# ЗАДАНИЕ 1
Выпишите дословно часть фрагмента текста о субъекте и предметном мире, начиная со слов «Каким же образом» и продолжая до слов «его предметного мира?)» включительно.

Каким же образом можно отличить друг от друга эти два полюса отношения? Что такое субъективная способность человека, если она ничего более в себе не заключает, кроме способности оперировать объектом? (Физиолог, медик, генетик, антрополог, конечно, могут исследовать морфологию и функционирование тела и мозга человека безотносительно к предметной деятельности, но теоретики в области социологии, психологии, этики и эстетики, поскольку они занимаются социальной личностью, интересуются именно субъектом деятельности. Как они отличают субъекта от его предметного мира?)
Человек-субъект, понимаемый не натуралистически, а социально, представляет собой совокупность связей и отношений, в которые он вступает в действительности и может вступить с другими людьми и самыми различными предметами. Он не исчерпывается ни одним из этих конкретных отношений, отличает себя от них как от частных отношений и в этой своей универсальности отличен от предмета. Могут возразить, что предмет столь же универсален, им могут оперировать самые различные индивиды, и он тем более универсален, чем большее богатство возможностей раскроет в нем человечество. Но в этом и заключено отличие. Если человек и определяет себя только посредством предметов, то это — предметы культуры; человек в этом определении является началом и концом движения, его самоцелью. Предмет не имеет собственной истории; овладевая им и преобразуя его, люди осуществляют «историю их индивидуального развития». А потому и в предмете человек усматривает не просто девственную или преобразованную природу, а общественное отношение, «связь времен», историческую эстафету поколений, где каждое достижение означает новую проблему и задачу творчества. Мир общественных предметов — это его, человека, мир, они живут только человеческой жизнью. Помимо своей природной определенности, которая составляет их естественный субстрат, общественные предметы движутся в сфере социального бытия человека и развиваются исторически по каким-то совершенно иным, внеприродным законам — по законам истории человека.

# ЛИСТИНГ
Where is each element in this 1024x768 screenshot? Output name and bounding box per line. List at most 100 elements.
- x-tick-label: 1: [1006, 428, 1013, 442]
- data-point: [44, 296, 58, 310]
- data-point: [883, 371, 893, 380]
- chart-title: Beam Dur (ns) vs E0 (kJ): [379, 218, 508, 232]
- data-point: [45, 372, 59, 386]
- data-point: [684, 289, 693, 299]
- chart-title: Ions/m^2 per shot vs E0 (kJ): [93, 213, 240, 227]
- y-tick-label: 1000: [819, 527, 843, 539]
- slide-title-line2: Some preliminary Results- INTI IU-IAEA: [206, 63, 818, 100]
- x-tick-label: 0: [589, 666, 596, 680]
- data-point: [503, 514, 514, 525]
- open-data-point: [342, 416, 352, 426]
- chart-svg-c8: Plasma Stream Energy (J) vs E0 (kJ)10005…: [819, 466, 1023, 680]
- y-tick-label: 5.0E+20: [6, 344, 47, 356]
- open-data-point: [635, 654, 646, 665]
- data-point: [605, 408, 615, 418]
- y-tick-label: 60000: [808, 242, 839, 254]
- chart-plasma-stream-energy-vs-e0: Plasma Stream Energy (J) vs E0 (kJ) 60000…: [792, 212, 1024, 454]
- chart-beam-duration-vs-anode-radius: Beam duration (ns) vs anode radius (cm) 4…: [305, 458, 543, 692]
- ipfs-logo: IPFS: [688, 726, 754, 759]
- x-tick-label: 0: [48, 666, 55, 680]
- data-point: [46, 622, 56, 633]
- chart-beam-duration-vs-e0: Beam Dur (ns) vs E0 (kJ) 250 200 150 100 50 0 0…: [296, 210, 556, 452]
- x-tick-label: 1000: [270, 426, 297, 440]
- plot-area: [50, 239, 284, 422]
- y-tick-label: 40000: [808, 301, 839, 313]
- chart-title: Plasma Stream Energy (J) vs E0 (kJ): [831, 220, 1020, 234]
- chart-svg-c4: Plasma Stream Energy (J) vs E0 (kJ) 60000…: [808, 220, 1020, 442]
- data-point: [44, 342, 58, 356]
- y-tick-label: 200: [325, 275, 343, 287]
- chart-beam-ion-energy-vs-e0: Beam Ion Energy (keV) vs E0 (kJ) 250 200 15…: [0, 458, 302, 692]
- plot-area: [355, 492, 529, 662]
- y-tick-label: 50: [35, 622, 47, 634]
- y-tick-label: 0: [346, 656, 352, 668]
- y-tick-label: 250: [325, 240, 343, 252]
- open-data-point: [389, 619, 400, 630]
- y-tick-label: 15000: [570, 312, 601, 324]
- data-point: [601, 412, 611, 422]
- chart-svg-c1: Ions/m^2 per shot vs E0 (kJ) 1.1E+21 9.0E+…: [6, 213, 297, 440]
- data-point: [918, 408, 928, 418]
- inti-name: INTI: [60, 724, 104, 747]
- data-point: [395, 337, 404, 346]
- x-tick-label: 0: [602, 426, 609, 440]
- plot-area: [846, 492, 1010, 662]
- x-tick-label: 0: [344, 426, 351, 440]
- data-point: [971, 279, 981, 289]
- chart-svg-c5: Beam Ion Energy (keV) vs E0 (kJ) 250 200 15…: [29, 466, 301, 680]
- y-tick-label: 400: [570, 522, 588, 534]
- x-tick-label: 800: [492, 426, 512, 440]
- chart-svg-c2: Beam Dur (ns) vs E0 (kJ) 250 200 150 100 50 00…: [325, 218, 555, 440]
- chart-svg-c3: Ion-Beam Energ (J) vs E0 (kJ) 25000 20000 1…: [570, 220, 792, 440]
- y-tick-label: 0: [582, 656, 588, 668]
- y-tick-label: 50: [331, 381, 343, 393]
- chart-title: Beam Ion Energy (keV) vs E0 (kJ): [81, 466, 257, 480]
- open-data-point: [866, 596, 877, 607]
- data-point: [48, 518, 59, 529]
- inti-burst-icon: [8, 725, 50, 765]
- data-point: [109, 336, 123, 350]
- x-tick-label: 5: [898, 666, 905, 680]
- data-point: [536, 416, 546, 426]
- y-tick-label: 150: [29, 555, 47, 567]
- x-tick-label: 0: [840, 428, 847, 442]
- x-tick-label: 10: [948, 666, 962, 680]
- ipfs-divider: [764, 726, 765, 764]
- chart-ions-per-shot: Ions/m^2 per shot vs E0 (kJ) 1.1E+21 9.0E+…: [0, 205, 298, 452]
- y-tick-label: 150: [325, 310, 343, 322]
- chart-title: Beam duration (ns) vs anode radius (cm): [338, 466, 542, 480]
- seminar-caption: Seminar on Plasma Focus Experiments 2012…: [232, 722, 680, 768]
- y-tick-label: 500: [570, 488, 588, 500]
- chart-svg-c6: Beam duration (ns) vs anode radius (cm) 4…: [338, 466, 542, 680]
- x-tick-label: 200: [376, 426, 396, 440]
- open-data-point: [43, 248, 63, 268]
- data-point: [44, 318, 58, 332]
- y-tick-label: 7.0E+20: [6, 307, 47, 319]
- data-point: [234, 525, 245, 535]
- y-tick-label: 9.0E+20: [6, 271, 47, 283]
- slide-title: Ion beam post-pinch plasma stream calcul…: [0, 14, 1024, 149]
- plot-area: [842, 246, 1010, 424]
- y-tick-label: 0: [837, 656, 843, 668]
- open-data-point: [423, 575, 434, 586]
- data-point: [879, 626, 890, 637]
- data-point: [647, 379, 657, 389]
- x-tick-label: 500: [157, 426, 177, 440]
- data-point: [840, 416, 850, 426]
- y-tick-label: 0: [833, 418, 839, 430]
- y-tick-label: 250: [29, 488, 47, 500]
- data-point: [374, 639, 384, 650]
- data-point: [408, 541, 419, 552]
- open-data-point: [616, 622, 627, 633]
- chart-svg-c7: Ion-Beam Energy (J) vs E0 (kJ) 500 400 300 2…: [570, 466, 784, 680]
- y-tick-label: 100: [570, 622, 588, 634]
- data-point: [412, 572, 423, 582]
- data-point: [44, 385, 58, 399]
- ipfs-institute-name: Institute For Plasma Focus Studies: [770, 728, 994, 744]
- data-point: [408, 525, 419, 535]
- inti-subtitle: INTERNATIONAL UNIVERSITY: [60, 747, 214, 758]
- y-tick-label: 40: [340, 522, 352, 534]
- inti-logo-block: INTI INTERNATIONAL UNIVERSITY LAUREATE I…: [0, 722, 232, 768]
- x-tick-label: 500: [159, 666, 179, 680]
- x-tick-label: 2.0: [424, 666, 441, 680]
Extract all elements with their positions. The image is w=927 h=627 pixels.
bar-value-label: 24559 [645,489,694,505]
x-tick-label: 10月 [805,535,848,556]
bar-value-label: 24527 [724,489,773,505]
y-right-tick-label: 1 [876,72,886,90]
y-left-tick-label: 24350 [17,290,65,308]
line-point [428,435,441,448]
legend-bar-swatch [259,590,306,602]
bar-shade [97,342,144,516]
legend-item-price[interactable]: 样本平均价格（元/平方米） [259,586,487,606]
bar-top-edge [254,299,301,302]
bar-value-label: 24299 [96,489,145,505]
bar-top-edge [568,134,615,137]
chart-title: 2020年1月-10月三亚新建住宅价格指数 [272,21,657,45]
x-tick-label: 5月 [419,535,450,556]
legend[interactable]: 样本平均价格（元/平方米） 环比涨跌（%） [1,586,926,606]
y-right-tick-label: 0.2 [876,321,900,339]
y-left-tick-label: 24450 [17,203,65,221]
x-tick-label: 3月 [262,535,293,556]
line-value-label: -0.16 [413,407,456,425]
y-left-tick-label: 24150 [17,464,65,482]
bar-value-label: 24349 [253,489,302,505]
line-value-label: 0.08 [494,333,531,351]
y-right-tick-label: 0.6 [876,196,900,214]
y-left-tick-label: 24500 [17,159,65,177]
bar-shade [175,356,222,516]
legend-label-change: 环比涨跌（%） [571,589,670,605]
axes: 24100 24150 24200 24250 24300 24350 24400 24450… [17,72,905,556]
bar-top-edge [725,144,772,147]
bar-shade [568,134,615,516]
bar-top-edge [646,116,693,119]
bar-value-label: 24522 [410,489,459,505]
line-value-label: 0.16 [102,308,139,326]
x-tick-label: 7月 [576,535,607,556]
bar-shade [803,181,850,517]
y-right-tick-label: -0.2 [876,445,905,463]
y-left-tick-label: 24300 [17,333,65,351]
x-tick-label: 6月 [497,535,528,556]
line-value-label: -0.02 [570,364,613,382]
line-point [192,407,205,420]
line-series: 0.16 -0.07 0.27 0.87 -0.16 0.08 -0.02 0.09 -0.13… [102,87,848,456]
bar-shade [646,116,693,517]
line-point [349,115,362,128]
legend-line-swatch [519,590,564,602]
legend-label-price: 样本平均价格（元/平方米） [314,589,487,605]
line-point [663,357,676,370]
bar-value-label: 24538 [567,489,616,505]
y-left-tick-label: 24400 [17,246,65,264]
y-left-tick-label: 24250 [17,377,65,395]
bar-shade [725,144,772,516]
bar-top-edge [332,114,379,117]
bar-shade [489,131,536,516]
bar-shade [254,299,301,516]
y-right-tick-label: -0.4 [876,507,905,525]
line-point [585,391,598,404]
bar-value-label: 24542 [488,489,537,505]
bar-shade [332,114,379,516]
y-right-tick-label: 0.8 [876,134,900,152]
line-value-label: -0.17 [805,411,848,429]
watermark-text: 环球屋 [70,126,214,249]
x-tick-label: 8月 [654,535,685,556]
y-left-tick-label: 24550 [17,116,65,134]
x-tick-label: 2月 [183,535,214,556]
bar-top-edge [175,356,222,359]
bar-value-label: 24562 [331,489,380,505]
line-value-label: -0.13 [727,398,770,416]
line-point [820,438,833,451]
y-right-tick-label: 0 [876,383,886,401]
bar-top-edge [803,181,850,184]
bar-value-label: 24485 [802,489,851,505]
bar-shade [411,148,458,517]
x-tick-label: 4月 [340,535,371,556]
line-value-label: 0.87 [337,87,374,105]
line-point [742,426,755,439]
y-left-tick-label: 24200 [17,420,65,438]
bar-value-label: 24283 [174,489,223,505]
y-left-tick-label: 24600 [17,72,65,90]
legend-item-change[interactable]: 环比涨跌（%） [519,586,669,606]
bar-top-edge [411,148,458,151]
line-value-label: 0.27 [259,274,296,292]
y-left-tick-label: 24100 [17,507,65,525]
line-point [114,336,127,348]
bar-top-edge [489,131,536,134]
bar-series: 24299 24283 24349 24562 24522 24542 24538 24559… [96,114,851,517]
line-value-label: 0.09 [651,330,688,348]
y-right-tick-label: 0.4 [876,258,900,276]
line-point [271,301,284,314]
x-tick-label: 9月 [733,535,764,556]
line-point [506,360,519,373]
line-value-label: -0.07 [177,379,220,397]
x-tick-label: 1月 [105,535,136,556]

# ЗАДАНИЕ 2
Сколько строк листинга содержат слово «logo» с учетом регистра? Укажите только число.

# РЕЗУЛЬТАТ 1
Каким же образом можно отличить друг от друга эти два полюса отношения? Что такое субъективная способность человека, если она ничего более в себе не заключает, кроме способности оперировать объектом? (Физиолог, медик, генетик, антрополог, конечно, могут исследовать морфологию и функционирование тела и мозга человека безотносительно к предметной деятельности, но теоретики в области социологии, психологии, этики и эстетики, поскольку они занимаются социальной личностью, интересуются именно субъектом деятельности. Как они отличают субъекта от его предметного мира?)

# РЕЗУЛЬТАТ 2
2